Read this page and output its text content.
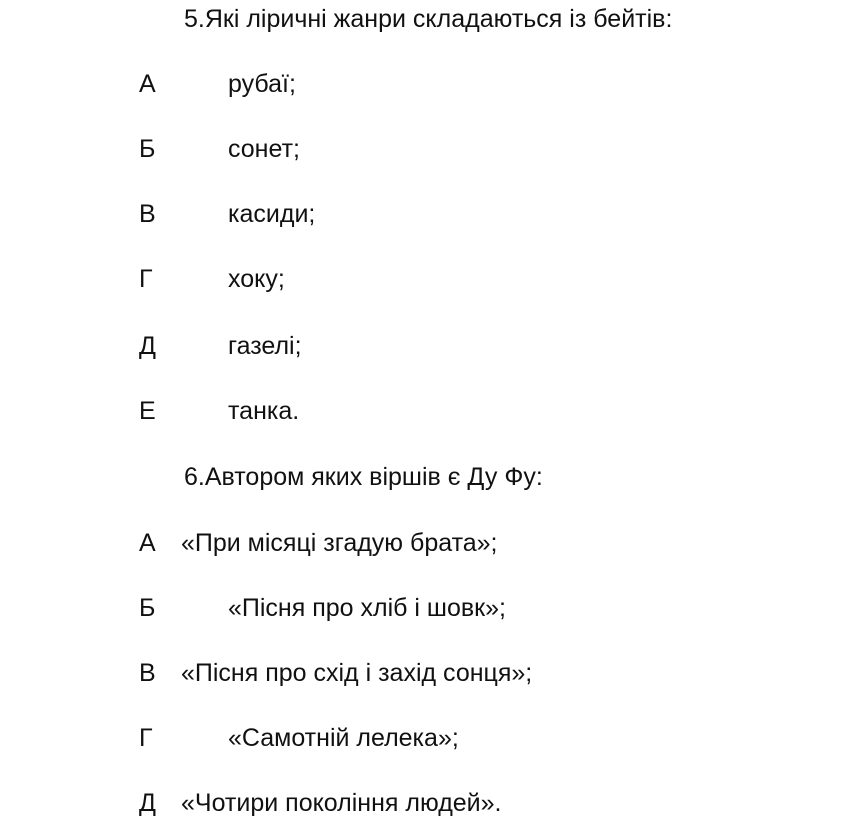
5.Які ліричні жанри складаються із бейтів:
А	рубаї;
Б	сонет;
В	касиди;
Г	хоку;
Д	газелі;
Е	танка.
6.Автором яких віршів є Ду Фу:
А	«При місяці згадую брата»;
Б	«Пісня про хліб і шовк»;
В	«Пісня про схід і захід сонця»;
Г	«Самотній лелека»;
Д	«Чотири покоління людей».
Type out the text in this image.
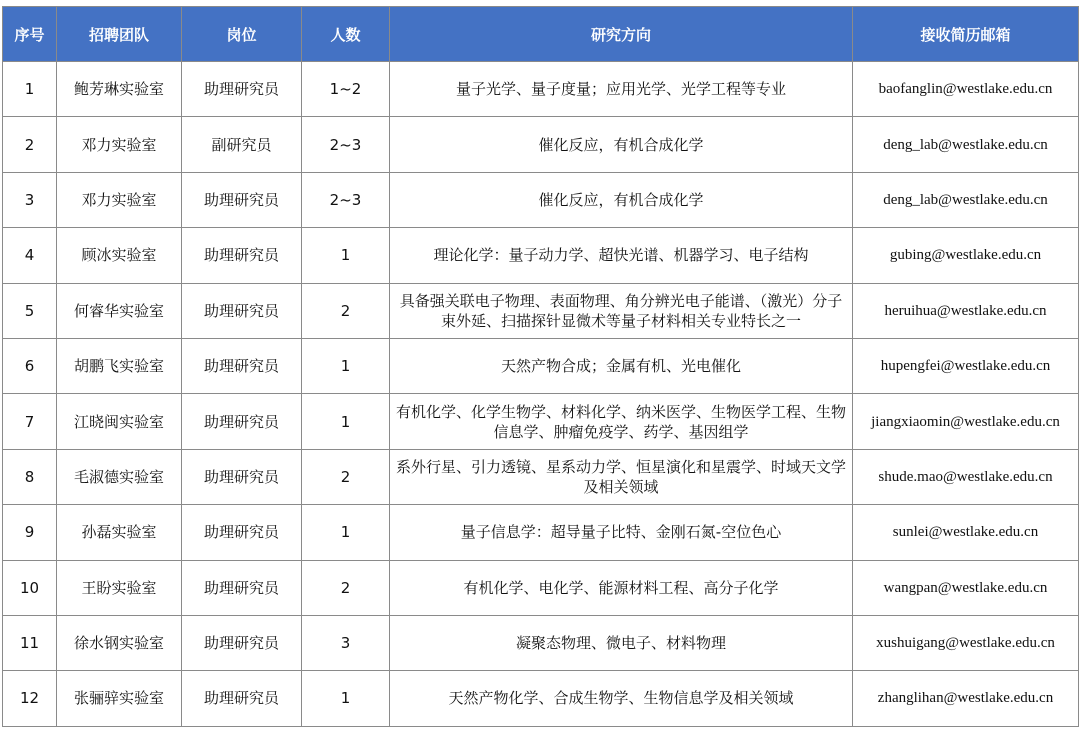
序号	招聘团队	岗位	人数	研究方向	接收简历邮箱
1	鲍芳琳实验室	助理研究员	1~2	量子光学、量子度量；应用光学、光学工程等专业	baofanglin@westlake.edu.cn
2	邓力实验室	副研究员	2~3	催化反应，有机合成化学	deng_lab@westlake.edu.cn
3	邓力实验室	助理研究员	2~3	催化反应，有机合成化学	deng_lab@westlake.edu.cn
4	顾冰实验室	助理研究员	1	理论化学：量子动力学、超快光谱、机器学习、电子结构	gubing@westlake.edu.cn
5	何睿华实验室	助理研究员	2	具备强关联电子物理、表面物理、角分辨光电子能谱、（激光）分子束外延、扫描探针显微术等量子材料相关专业特长之一	heruihua@westlake.edu.cn
6	胡鹏飞实验室	助理研究员	1	天然产物合成；金属有机、光电催化	hupengfei@westlake.edu.cn
7	江晓闽实验室	助理研究员	1	有机化学、化学生物学、材料化学、纳米医学、生物医学工程、生物信息学、肿瘤免疫学、药学、基因组学	jiangxiaomin@westlake.edu.cn
8	毛淑德实验室	助理研究员	2	系外行星、引力透镜、星系动力学、恒星演化和星震学、时域天文学及相关领域	shude.mao@westlake.edu.cn
9	孙磊实验室	助理研究员	1	量子信息学：超导量子比特、金刚石氮-空位色心	sunlei@westlake.edu.cn
10	王盼实验室	助理研究员	2	有机化学、电化学、能源材料工程、高分子化学	wangpan@westlake.edu.cn
11	徐水钢实验室	助理研究员	3	凝聚态物理、微电子、材料物理	xushuigang@westlake.edu.cn
12	张骊骍实验室	助理研究员	1	天然产物化学、合成生物学、生物信息学及相关领域	zhanglihan@westlake.edu.cn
==*==
Instruction:
Reproduce the material word for word. Any pictures should be left out of the copy.

Worked solution:
Read this page and output its text content.
5.Які ліричні жанри складаються із бейтів:
А	рубаї;
Б	сонет;
В	касиди;
Г	хоку;
Д	газелі;
Е	танка.
6.Автором яких віршів є Ду Фу:
А	«При місяці згадую брата»;
Б	«Пісня про хліб і шовк»;
В	«Пісня про схід і захід сонця»;
Г	«Самотній лелека»;
Д	«Чотири покоління людей».
Type out the text in this image.
序号	招聘团队	岗位	人数	研究方向	接收简历邮箱
1	鲍芳琳实验室	助理研究员	1~2	量子光学、量子度量；应用光学、光学工程等专业	baofanglin@westlake.edu.cn
2	邓力实验室	副研究员	2~3	催化反应，有机合成化学	deng_lab@westlake.edu.cn
3	邓力实验室	助理研究员	2~3	催化反应，有机合成化学	deng_lab@westlake.edu.cn
4	顾冰实验室	助理研究员	1	理论化学：量子动力学、超快光谱、机器学习、电子结构	gubing@westlake.edu.cn
5	何睿华实验室	助理研究员	2	具备强关联电子物理、表面物理、角分辨光电子能谱、（激光）分子束外延、扫描探针显微术等量子材料相关专业特长之一	heruihua@westlake.edu.cn
6	胡鹏飞实验室	助理研究员	1	天然产物合成；金属有机、光电催化	hupengfei@westlake.edu.cn
7	江晓闽实验室	助理研究员	1	有机化学、化学生物学、材料化学、纳米医学、生物医学工程、生物信息学、肿瘤免疫学、药学、基因组学	jiangxiaomin@westlake.edu.cn
8	毛淑德实验室	助理研究员	2	系外行星、引力透镜、星系动力学、恒星演化和星震学、时域天文学及相关领域	shude.mao@westlake.edu.cn
9	孙磊实验室	助理研究员	1	量子信息学：超导量子比特、金刚石氮-空位色心	sunlei@westlake.edu.cn
10	王盼实验室	助理研究员	2	有机化学、电化学、能源材料工程、高分子化学	wangpan@westlake.edu.cn
11	徐水钢实验室	助理研究员	3	凝聚态物理、微电子、材料物理	xushuigang@westlake.edu.cn
12	张骊骍实验室	助理研究员	1	天然产物化学、合成生物学、生物信息学及相关领域	zhanglihan@westlake.edu.cn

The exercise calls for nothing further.